--- start of Records provided ---
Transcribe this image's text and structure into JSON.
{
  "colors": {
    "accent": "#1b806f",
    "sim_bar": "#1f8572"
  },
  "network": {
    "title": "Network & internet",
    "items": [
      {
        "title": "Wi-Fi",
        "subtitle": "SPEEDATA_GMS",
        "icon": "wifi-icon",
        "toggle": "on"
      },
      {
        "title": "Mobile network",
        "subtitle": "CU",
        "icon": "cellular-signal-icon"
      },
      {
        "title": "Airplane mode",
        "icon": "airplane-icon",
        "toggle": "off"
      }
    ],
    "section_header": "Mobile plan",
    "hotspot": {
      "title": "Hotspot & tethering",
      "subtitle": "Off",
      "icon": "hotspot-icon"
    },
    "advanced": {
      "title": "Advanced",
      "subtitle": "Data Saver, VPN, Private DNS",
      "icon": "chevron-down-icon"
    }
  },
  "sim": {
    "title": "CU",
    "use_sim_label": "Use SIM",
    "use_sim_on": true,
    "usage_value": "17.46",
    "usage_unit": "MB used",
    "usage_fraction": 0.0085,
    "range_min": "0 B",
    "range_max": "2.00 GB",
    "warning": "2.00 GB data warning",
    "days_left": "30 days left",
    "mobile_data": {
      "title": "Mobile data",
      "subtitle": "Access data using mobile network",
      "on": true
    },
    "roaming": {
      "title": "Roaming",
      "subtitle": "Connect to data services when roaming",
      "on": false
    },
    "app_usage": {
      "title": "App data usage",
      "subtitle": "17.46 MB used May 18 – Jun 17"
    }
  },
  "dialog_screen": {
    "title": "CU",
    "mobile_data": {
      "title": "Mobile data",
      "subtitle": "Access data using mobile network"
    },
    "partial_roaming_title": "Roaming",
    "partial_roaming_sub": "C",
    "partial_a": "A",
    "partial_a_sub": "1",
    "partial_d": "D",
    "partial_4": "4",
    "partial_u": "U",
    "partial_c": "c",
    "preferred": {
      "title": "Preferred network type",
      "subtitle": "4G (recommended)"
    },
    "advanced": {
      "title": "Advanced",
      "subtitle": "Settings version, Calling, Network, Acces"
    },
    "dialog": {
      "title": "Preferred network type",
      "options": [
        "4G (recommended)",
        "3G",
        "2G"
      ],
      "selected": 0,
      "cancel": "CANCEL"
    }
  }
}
--- end of Records provided ---
Required task:
Return the material exactly as it stands.

Exercise response:
Transcribe this image's text and structure into JSON.
{
  "colors": {
    "accent": "#1b806f",
    "sim_bar": "#1f8572"
  },
  "network": {
    "title": "Network & internet",
    "items": [
      {
        "title": "Wi-Fi",
        "subtitle": "SPEEDATA_GMS",
        "icon": "wifi-icon",
        "toggle": "on"
      },
      {
        "title": "Mobile network",
        "subtitle": "CU",
        "icon": "cellular-signal-icon"
      },
      {
        "title": "Airplane mode",
        "icon": "airplane-icon",
        "toggle": "off"
      }
    ],
    "section_header": "Mobile plan",
    "hotspot": {
      "title": "Hotspot & tethering",
      "subtitle": "Off",
      "icon": "hotspot-icon"
    },
    "advanced": {
      "title": "Advanced",
      "subtitle": "Data Saver, VPN, Private DNS",
      "icon": "chevron-down-icon"
    }
  },
  "sim": {
    "title": "CU",
    "use_sim_label": "Use SIM",
    "use_sim_on": true,
    "usage_value": "17.46",
    "usage_unit": "MB used",
    "usage_fraction": 0.0085,
    "range_min": "0 B",
    "range_max": "2.00 GB",
    "warning": "2.00 GB data warning",
    "days_left": "30 days left",
    "mobile_data": {
      "title": "Mobile data",
      "subtitle": "Access data using mobile network",
      "on": true
    },
    "roaming": {
      "title": "Roaming",
      "subtitle": "Connect to data services when roaming",
      "on": false
    },
    "app_usage": {
      "title": "App data usage",
      "subtitle": "17.46 MB used May 18 – Jun 17"
    }
  },
  "dialog_screen": {
    "title": "CU",
    "mobile_data": {
      "title": "Mobile data",
      "subtitle": "Access data using mobile network"
    },
    "partial_roaming_title": "Roaming",
    "partial_roaming_sub": "C",
    "partial_a": "A",
    "partial_a_sub": "1",
    "partial_d": "D",
    "partial_4": "4",
    "partial_u": "U",
    "partial_c": "c",
    "preferred": {
      "title": "Preferred network type",
      "subtitle": "4G (recommended)"
    },
    "advanced": {
      "title": "Advanced",
      "subtitle": "Settings version, Calling, Network, Acces"
    },
    "dialog": {
      "title": "Preferred network type",
      "options": [
        "4G (recommended)",
        "3G",
        "2G"
      ],
      "selected": 0,
      "cancel": "CANCEL"
    }
  }
}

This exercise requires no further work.